- **SUPPLIED DATA**
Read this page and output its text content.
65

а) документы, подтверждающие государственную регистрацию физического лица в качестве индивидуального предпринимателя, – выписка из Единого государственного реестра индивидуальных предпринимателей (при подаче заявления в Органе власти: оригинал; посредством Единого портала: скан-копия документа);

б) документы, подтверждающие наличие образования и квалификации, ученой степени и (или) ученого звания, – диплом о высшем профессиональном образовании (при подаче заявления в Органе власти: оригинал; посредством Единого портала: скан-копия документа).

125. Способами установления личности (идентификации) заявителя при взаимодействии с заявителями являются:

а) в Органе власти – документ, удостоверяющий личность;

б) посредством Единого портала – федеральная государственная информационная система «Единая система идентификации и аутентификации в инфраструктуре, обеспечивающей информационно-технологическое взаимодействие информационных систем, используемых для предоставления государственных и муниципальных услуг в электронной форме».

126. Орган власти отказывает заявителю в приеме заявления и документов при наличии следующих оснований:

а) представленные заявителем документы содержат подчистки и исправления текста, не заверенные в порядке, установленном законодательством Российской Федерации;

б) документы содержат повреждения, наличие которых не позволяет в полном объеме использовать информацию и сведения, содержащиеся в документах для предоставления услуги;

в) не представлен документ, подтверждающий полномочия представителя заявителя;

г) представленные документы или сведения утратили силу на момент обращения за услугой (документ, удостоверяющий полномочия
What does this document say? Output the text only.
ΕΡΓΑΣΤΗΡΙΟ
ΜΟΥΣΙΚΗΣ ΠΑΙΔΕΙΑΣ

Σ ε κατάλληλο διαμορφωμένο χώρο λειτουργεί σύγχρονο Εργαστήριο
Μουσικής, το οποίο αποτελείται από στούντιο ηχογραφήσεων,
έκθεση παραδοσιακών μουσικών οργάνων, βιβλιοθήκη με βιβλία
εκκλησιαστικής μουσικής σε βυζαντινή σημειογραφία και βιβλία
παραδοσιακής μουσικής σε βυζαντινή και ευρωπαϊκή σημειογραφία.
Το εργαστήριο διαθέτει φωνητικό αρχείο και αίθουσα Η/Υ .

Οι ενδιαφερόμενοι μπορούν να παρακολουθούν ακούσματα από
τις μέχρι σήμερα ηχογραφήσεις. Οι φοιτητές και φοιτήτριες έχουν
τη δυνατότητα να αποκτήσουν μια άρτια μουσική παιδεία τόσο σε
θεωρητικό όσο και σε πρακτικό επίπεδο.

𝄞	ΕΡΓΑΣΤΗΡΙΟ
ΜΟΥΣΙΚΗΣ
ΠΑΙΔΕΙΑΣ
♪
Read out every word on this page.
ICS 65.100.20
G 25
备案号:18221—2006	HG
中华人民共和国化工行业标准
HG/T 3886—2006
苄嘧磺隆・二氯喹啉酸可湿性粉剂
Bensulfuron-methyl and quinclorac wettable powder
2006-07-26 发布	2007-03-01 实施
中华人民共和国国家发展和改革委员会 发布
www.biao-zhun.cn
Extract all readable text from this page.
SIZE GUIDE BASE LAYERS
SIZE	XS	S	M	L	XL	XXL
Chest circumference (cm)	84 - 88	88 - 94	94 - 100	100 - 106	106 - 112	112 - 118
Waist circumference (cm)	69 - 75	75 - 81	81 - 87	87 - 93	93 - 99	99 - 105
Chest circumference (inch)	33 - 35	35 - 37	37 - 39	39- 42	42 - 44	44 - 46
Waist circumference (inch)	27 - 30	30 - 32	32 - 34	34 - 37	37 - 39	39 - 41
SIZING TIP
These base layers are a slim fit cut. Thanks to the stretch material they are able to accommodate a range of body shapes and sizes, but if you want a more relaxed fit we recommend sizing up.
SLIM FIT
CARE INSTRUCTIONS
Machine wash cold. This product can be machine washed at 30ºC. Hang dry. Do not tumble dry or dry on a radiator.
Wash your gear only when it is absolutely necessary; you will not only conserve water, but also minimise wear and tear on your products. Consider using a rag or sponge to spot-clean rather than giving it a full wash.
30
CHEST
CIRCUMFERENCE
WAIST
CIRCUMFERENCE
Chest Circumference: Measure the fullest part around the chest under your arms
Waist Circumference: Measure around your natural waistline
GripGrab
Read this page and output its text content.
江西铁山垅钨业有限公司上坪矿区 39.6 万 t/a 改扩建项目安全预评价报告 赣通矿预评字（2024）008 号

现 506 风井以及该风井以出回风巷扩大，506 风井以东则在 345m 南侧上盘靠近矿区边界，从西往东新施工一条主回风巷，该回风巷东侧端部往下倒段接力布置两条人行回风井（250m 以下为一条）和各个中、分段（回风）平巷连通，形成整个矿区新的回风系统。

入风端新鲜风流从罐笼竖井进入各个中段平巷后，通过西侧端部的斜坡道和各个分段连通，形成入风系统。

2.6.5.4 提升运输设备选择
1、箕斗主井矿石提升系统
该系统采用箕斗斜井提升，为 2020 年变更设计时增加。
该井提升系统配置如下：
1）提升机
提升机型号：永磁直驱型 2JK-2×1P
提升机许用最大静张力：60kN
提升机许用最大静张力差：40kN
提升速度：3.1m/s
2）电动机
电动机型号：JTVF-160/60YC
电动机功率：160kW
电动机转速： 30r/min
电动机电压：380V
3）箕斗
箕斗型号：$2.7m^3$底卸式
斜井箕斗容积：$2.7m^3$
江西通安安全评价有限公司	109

- **DO THIS**
Your task is to transcribe the material exactly.

- **RESPONSE**
Read this page and output its text content.
65

а) документы, подтверждающие государственную регистрацию физического лица в качестве индивидуального предпринимателя, – выписка из Единого государственного реестра индивидуальных предпринимателей (при подаче заявления в Органе власти: оригинал; посредством Единого портала: скан-копия документа);

б) документы, подтверждающие наличие образования и квалификации, ученой степени и (или) ученого звания, – диплом о высшем профессиональном образовании (при подаче заявления в Органе власти: оригинал; посредством Единого портала: скан-копия документа).

125. Способами установления личности (идентификации) заявителя при взаимодействии с заявителями являются:

а) в Органе власти – документ, удостоверяющий личность;

б) посредством Единого портала – федеральная государственная информационная система «Единая система идентификации и аутентификации в инфраструктуре, обеспечивающей информационно-технологическое взаимодействие информационных систем, используемых для предоставления государственных и муниципальных услуг в электронной форме».

126. Орган власти отказывает заявителю в приеме заявления и документов при наличии следующих оснований:

а) представленные заявителем документы содержат подчистки и исправления текста, не заверенные в порядке, установленном законодательством Российской Федерации;

б) документы содержат повреждения, наличие которых не позволяет в полном объеме использовать информацию и сведения, содержащиеся в документах для предоставления услуги;

в) не представлен документ, подтверждающий полномочия представителя заявителя;

г) представленные документы или сведения утратили силу на момент обращения за услугой (документ, удостоверяющий полномочия
What does this document say? Output the text only.
ΕΡΓΑΣΤΗΡΙΟ
ΜΟΥΣΙΚΗΣ ΠΑΙΔΕΙΑΣ

Σ ε κατάλληλο διαμορφωμένο χώρο λειτουργεί σύγχρονο Εργαστήριο
Μουσικής, το οποίο αποτελείται από στούντιο ηχογραφήσεων,
έκθεση παραδοσιακών μουσικών οργάνων, βιβλιοθήκη με βιβλία
εκκλησιαστικής μουσικής σε βυζαντινή σημειογραφία και βιβλία
παραδοσιακής μουσικής σε βυζαντινή και ευρωπαϊκή σημειογραφία.
Το εργαστήριο διαθέτει φωνητικό αρχείο και αίθουσα Η/Υ .

Οι ενδιαφερόμενοι μπορούν να παρακολουθούν ακούσματα από
τις μέχρι σήμερα ηχογραφήσεις. Οι φοιτητές και φοιτήτριες έχουν
τη δυνατότητα να αποκτήσουν μια άρτια μουσική παιδεία τόσο σε
θεωρητικό όσο και σε πρακτικό επίπεδο.

𝄞	ΕΡΓΑΣΤΗΡΙΟ
ΜΟΥΣΙΚΗΣ
ΠΑΙΔΕΙΑΣ
♪
Read out every word on this page.
ICS 65.100.20
G 25
备案号:18221—2006	HG
中华人民共和国化工行业标准
HG/T 3886—2006
苄嘧磺隆・二氯喹啉酸可湿性粉剂
Bensulfuron-methyl and quinclorac wettable powder
2006-07-26 发布	2007-03-01 实施
中华人民共和国国家发展和改革委员会 发布
www.biao-zhun.cn
Extract all readable text from this page.
SIZE GUIDE BASE LAYERS
SIZE	XS	S	M	L	XL	XXL
Chest circumference (cm)	84 - 88	88 - 94	94 - 100	100 - 106	106 - 112	112 - 118
Waist circumference (cm)	69 - 75	75 - 81	81 - 87	87 - 93	93 - 99	99 - 105
Chest circumference (inch)	33 - 35	35 - 37	37 - 39	39- 42	42 - 44	44 - 46
Waist circumference (inch)	27 - 30	30 - 32	32 - 34	34 - 37	37 - 39	39 - 41
SIZING TIP
These base layers are a slim fit cut. Thanks to the stretch material they are able to accommodate a range of body shapes and sizes, but if you want a more relaxed fit we recommend sizing up.
SLIM FIT
CARE INSTRUCTIONS
Machine wash cold. This product can be machine washed at 30ºC. Hang dry. Do not tumble dry or dry on a radiator.
Wash your gear only when it is absolutely necessary; you will not only conserve water, but also minimise wear and tear on your products. Consider using a rag or sponge to spot-clean rather than giving it a full wash.
30
CHEST
CIRCUMFERENCE
WAIST
CIRCUMFERENCE
Chest Circumference: Measure the fullest part around the chest under your arms
Waist Circumference: Measure around your natural waistline
GripGrab
Read this page and output its text content.
江西铁山垅钨业有限公司上坪矿区 39.6 万 t/a 改扩建项目安全预评价报告 赣通矿预评字（2024）008 号

现 506 风井以及该风井以出回风巷扩大，506 风井以东则在 345m 南侧上盘靠近矿区边界，从西往东新施工一条主回风巷，该回风巷东侧端部往下倒段接力布置两条人行回风井（250m 以下为一条）和各个中、分段（回风）平巷连通，形成整个矿区新的回风系统。

入风端新鲜风流从罐笼竖井进入各个中段平巷后，通过西侧端部的斜坡道和各个分段连通，形成入风系统。

2.6.5.4 提升运输设备选择
1、箕斗主井矿石提升系统
该系统采用箕斗斜井提升，为 2020 年变更设计时增加。
该井提升系统配置如下：
1）提升机
提升机型号：永磁直驱型 2JK-2×1P
提升机许用最大静张力：60kN
提升机许用最大静张力差：40kN
提升速度：3.1m/s
2）电动机
电动机型号：JTVF-160/60YC
电动机功率：160kW
电动机转速： 30r/min
电动机电压：380V
3）箕斗
箕斗型号：$2.7m^3$底卸式
斜井箕斗容积：$2.7m^3$
江西通安安全评价有限公司	109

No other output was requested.